Data records -
+--

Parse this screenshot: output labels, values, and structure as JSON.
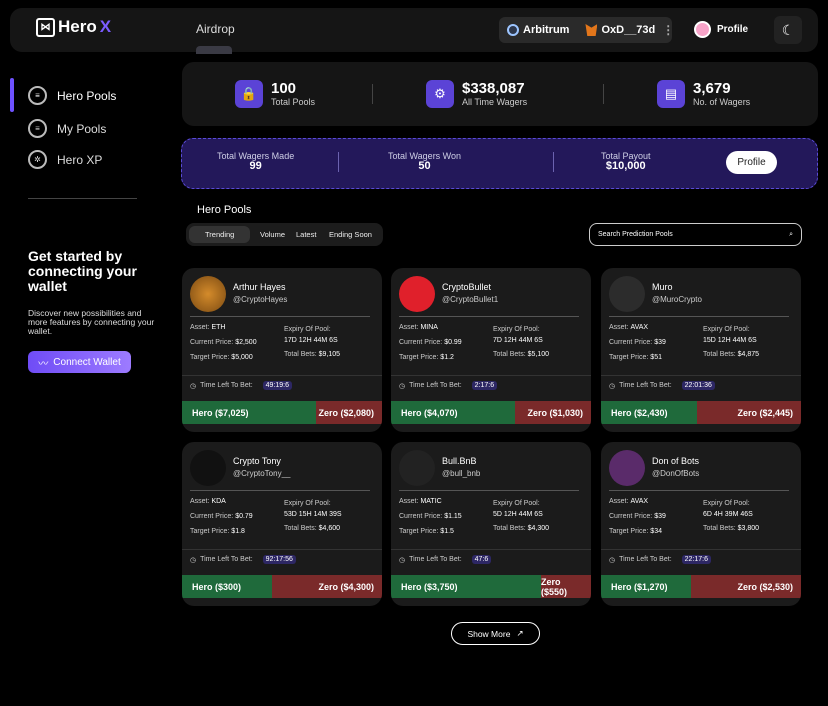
{
  "header": {
    "logo": "Hero",
    "logo_x": "X",
    "nav_airdrop": "Airdrop",
    "network": "Arbitrum",
    "wallet": "OxD__73d",
    "profile": "Profile"
  },
  "sidebar": {
    "items": [
      {
        "label": "Hero Pools"
      },
      {
        "label": "My Pools"
      },
      {
        "label": "Hero XP"
      }
    ],
    "cta_title": "Get started by connecting your wallet",
    "cta_desc": "Discover new possibilities and more features by connecting your wallet.",
    "connect": "Connect Wallet"
  },
  "stats": [
    {
      "value": "100",
      "label": "Total Pools"
    },
    {
      "value": "$338,087",
      "label": "All Time Wagers"
    },
    {
      "value": "3,679",
      "label": "No. of Wagers"
    }
  ],
  "banner": {
    "items": [
      {
        "label": "Total Wagers Made",
        "value": "99"
      },
      {
        "label": "Total Wagers Won",
        "value": "50"
      },
      {
        "label": "Total Payout",
        "value": "$10,000"
      }
    ],
    "button": "Profile"
  },
  "pools": {
    "title": "Hero Pools",
    "tabs": [
      "Trending",
      "Volume",
      "Latest",
      "Ending Soon"
    ],
    "search_placeholder": "Search Prediction Pools",
    "show_more": "Show More"
  },
  "labels": {
    "asset": "Asset:",
    "current": "Current Price:",
    "target": "Target Price:",
    "expiry": "Expiry Of Pool:",
    "bets": "Total Bets:",
    "time_left": "Time Left To Bet:"
  },
  "cards": [
    {
      "name": "Arthur Hayes",
      "handle": "@CryptoHayes",
      "asset": "ETH",
      "current": "$2,500",
      "target": "$5,000",
      "expiry": "17D 12H 44M 6S",
      "bets": "$9,105",
      "time": "49:19:6",
      "hero": "Hero ($7,025)",
      "zero": "Zero ($2,080)",
      "hero_share": 0.67
    },
    {
      "name": "CryptoBullet",
      "handle": "@CryptoBullet1",
      "asset": "MINA",
      "current": "$0.99",
      "target": "$1.2",
      "expiry": "7D 12H 44M 6S",
      "bets": "$5,100",
      "time": "2:17:6",
      "hero": "Hero ($4,070)",
      "zero": "Zero ($1,030)",
      "hero_share": 0.62
    },
    {
      "name": "Muro",
      "handle": "@MuroCrypto",
      "asset": "AVAX",
      "current": "$39",
      "target": "$51",
      "expiry": "15D 12H 44M 6S",
      "bets": "$4,875",
      "time": "22:01:36",
      "hero": "Hero ($2,430)",
      "zero": "Zero ($2,445)",
      "hero_share": 0.48
    },
    {
      "name": "Crypto Tony",
      "handle": "@CryptoTony__",
      "asset": "KDA",
      "current": "$0.79",
      "target": "$1.8",
      "expiry": "53D 15H 14M 39S",
      "bets": "$4,600",
      "time": "92:17:56",
      "hero": "Hero ($300)",
      "zero": "Zero ($4,300)",
      "hero_share": 0.45
    },
    {
      "name": "Bull.BnB",
      "handle": "@bull_bnb",
      "asset": "MATIC",
      "current": "$1.15",
      "target": "$1.5",
      "expiry": "5D 12H 44M 6S",
      "bets": "$4,300",
      "time": "47:6",
      "hero": "Hero ($3,750)",
      "zero": "Zero ($550)",
      "hero_share": 0.75
    },
    {
      "name": "Don of Bots",
      "handle": "@DonOfBots",
      "asset": "AVAX",
      "current": "$39",
      "target": "$34",
      "expiry": "6D 4H 39M 46S",
      "bets": "$3,800",
      "time": "22:17:6",
      "hero": "Hero ($1,270)",
      "zero": "Zero ($2,530)",
      "hero_share": 0.45
    }
  ]
}
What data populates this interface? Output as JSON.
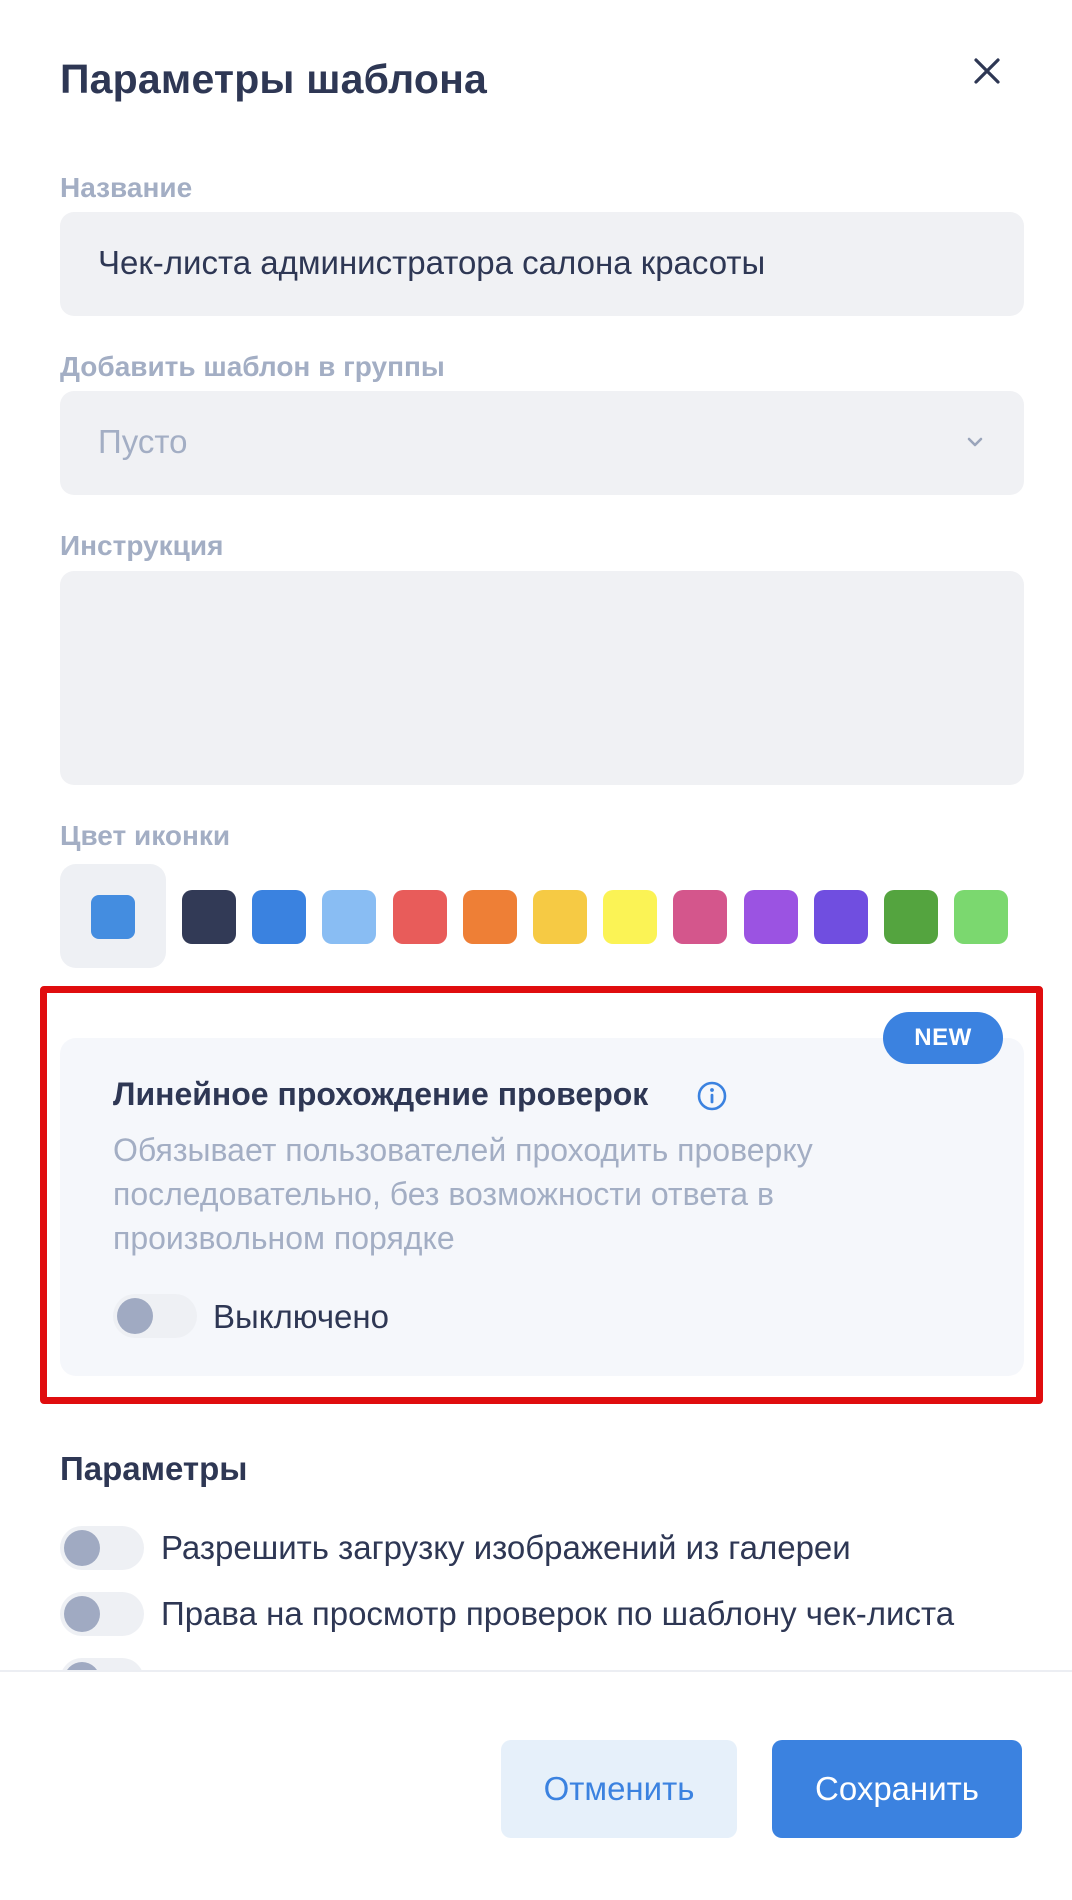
{
  "modal": {
    "title": "Параметры шаблона",
    "close_icon": "close-icon"
  },
  "name_field": {
    "label": "Название",
    "value": "Чек-листа администратора салона красоты"
  },
  "groups_field": {
    "label": "Добавить шаблон в группы",
    "placeholder": "Пусто",
    "chevron_icon": "chevron-down-icon"
  },
  "instruction_field": {
    "label": "Инструкция",
    "value": ""
  },
  "icon_color": {
    "label": "Цвет иконки",
    "selected": "#448de0",
    "options": [
      "#323a56",
      "#3a82e0",
      "#89bdf3",
      "#e85c5a",
      "#ee7f36",
      "#f6ca44",
      "#fbf355",
      "#d4568c",
      "#9b53e2",
      "#704ee0",
      "#54a43f",
      "#7bd86f"
    ]
  },
  "linear_pass": {
    "badge": "NEW",
    "title": "Линейное прохождение проверок",
    "info_icon": "info-icon",
    "description": "Обязывает пользователей проходить проверку последовательно, без возможности ответа в произвольном порядке",
    "toggle_label": "Выключено",
    "enabled": false
  },
  "params": {
    "title": "Параметры",
    "items": [
      {
        "label": "Разрешить загрузку изображений из галереи",
        "enabled": false
      },
      {
        "label": "Права на просмотр проверок по шаблону чек-листа",
        "enabled": false
      }
    ]
  },
  "footer": {
    "cancel_label": "Отменить",
    "save_label": "Сохранить"
  },
  "colors": {
    "accent": "#3b82e0",
    "highlight": "#e00d0e"
  }
}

+--

What is needed - Determine the number of lines in the data that contain "проверок" as a word or string, and state only that number.

Expected output - 2